(Collected data)

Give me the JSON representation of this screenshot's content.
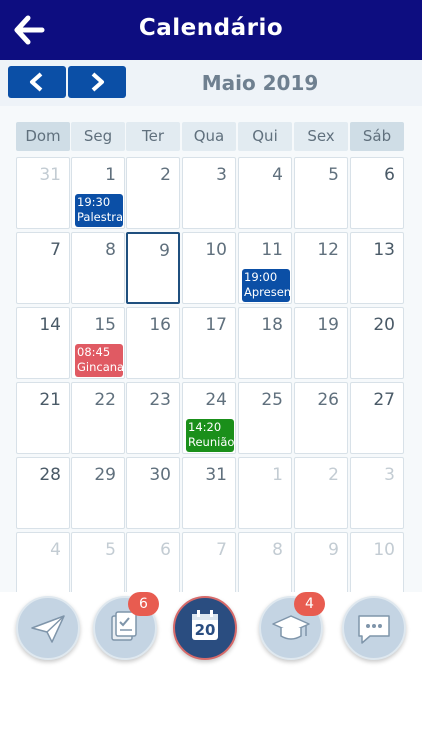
{
  "header": {
    "title": "Calendário"
  },
  "calendar": {
    "month": "Maio 2019",
    "weekdays": [
      "Dom",
      "Seg",
      "Ter",
      "Qua",
      "Qui",
      "Sex",
      "Sáb"
    ],
    "weeks": [
      [
        {
          "day": "31",
          "muted": true
        },
        {
          "day": "1",
          "event": {
            "time": "19:30",
            "title": "Palestra",
            "color": "#0b4fa6"
          }
        },
        {
          "day": "2"
        },
        {
          "day": "3"
        },
        {
          "day": "4"
        },
        {
          "day": "5"
        },
        {
          "day": "6"
        }
      ],
      [
        {
          "day": "7"
        },
        {
          "day": "8"
        },
        {
          "day": "9",
          "selected": true
        },
        {
          "day": "10"
        },
        {
          "day": "11",
          "event": {
            "time": "19:00",
            "title": "Apresen",
            "color": "#0b4fa6"
          }
        },
        {
          "day": "12"
        },
        {
          "day": "13"
        }
      ],
      [
        {
          "day": "14"
        },
        {
          "day": "15",
          "event": {
            "time": "08:45",
            "title": "Gincana",
            "color": "#e05a63"
          }
        },
        {
          "day": "16"
        },
        {
          "day": "17"
        },
        {
          "day": "18"
        },
        {
          "day": "19"
        },
        {
          "day": "20"
        }
      ],
      [
        {
          "day": "21"
        },
        {
          "day": "22"
        },
        {
          "day": "23"
        },
        {
          "day": "24",
          "event": {
            "time": "14:20",
            "title": "Reunião",
            "color": "#1a8f1a"
          }
        },
        {
          "day": "25"
        },
        {
          "day": "26"
        },
        {
          "day": "27"
        }
      ],
      [
        {
          "day": "28"
        },
        {
          "day": "29"
        },
        {
          "day": "30"
        },
        {
          "day": "31"
        },
        {
          "day": "1",
          "muted": true
        },
        {
          "day": "2",
          "muted": true
        },
        {
          "day": "3",
          "muted": true
        }
      ],
      [
        {
          "day": "4",
          "muted": true
        },
        {
          "day": "5",
          "muted": true
        },
        {
          "day": "6",
          "muted": true
        },
        {
          "day": "7",
          "muted": true
        },
        {
          "day": "8",
          "muted": true
        },
        {
          "day": "9",
          "muted": true
        },
        {
          "day": "10",
          "muted": true
        }
      ]
    ]
  },
  "bottom_nav": [
    {
      "name": "messages-nav-button",
      "icon": "paper-plane-icon",
      "badge": null
    },
    {
      "name": "tasks-nav-button",
      "icon": "checklist-icon",
      "badge": "6"
    },
    {
      "name": "calendar-nav-button",
      "icon": "calendar-icon",
      "label": "20",
      "badge": null,
      "active": true
    },
    {
      "name": "grades-nav-button",
      "icon": "graduation-cap-icon",
      "badge": "4"
    },
    {
      "name": "chat-nav-button",
      "icon": "chat-bubble-icon",
      "badge": null
    }
  ]
}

▶ _Brief_: Give back all entries exactly. No pictures belong in the copy.

▶ _Reply_:
Give me the JSON representation of this screenshot's content.
{
  "header": {
    "title": "Calendário"
  },
  "calendar": {
    "month": "Maio 2019",
    "weekdays": [
      "Dom",
      "Seg",
      "Ter",
      "Qua",
      "Qui",
      "Sex",
      "Sáb"
    ],
    "weeks": [
      [
        {
          "day": "31",
          "muted": true
        },
        {
          "day": "1",
          "event": {
            "time": "19:30",
            "title": "Palestra",
            "color": "#0b4fa6"
          }
        },
        {
          "day": "2"
        },
        {
          "day": "3"
        },
        {
          "day": "4"
        },
        {
          "day": "5"
        },
        {
          "day": "6"
        }
      ],
      [
        {
          "day": "7"
        },
        {
          "day": "8"
        },
        {
          "day": "9",
          "selected": true
        },
        {
          "day": "10"
        },
        {
          "day": "11",
          "event": {
            "time": "19:00",
            "title": "Apresen",
            "color": "#0b4fa6"
          }
        },
        {
          "day": "12"
        },
        {
          "day": "13"
        }
      ],
      [
        {
          "day": "14"
        },
        {
          "day": "15",
          "event": {
            "time": "08:45",
            "title": "Gincana",
            "color": "#e05a63"
          }
        },
        {
          "day": "16"
        },
        {
          "day": "17"
        },
        {
          "day": "18"
        },
        {
          "day": "19"
        },
        {
          "day": "20"
        }
      ],
      [
        {
          "day": "21"
        },
        {
          "day": "22"
        },
        {
          "day": "23"
        },
        {
          "day": "24",
          "event": {
            "time": "14:20",
            "title": "Reunião",
            "color": "#1a8f1a"
          }
        },
        {
          "day": "25"
        },
        {
          "day": "26"
        },
        {
          "day": "27"
        }
      ],
      [
        {
          "day": "28"
        },
        {
          "day": "29"
        },
        {
          "day": "30"
        },
        {
          "day": "31"
        },
        {
          "day": "1",
          "muted": true
        },
        {
          "day": "2",
          "muted": true
        },
        {
          "day": "3",
          "muted": true
        }
      ],
      [
        {
          "day": "4",
          "muted": true
        },
        {
          "day": "5",
          "muted": true
        },
        {
          "day": "6",
          "muted": true
        },
        {
          "day": "7",
          "muted": true
        },
        {
          "day": "8",
          "muted": true
        },
        {
          "day": "9",
          "muted": true
        },
        {
          "day": "10",
          "muted": true
        }
      ]
    ]
  },
  "bottom_nav": [
    {
      "name": "messages-nav-button",
      "icon": "paper-plane-icon",
      "badge": null
    },
    {
      "name": "tasks-nav-button",
      "icon": "checklist-icon",
      "badge": "6"
    },
    {
      "name": "calendar-nav-button",
      "icon": "calendar-icon",
      "label": "20",
      "badge": null,
      "active": true
    },
    {
      "name": "grades-nav-button",
      "icon": "graduation-cap-icon",
      "badge": "4"
    },
    {
      "name": "chat-nav-button",
      "icon": "chat-bubble-icon",
      "badge": null
    }
  ]
}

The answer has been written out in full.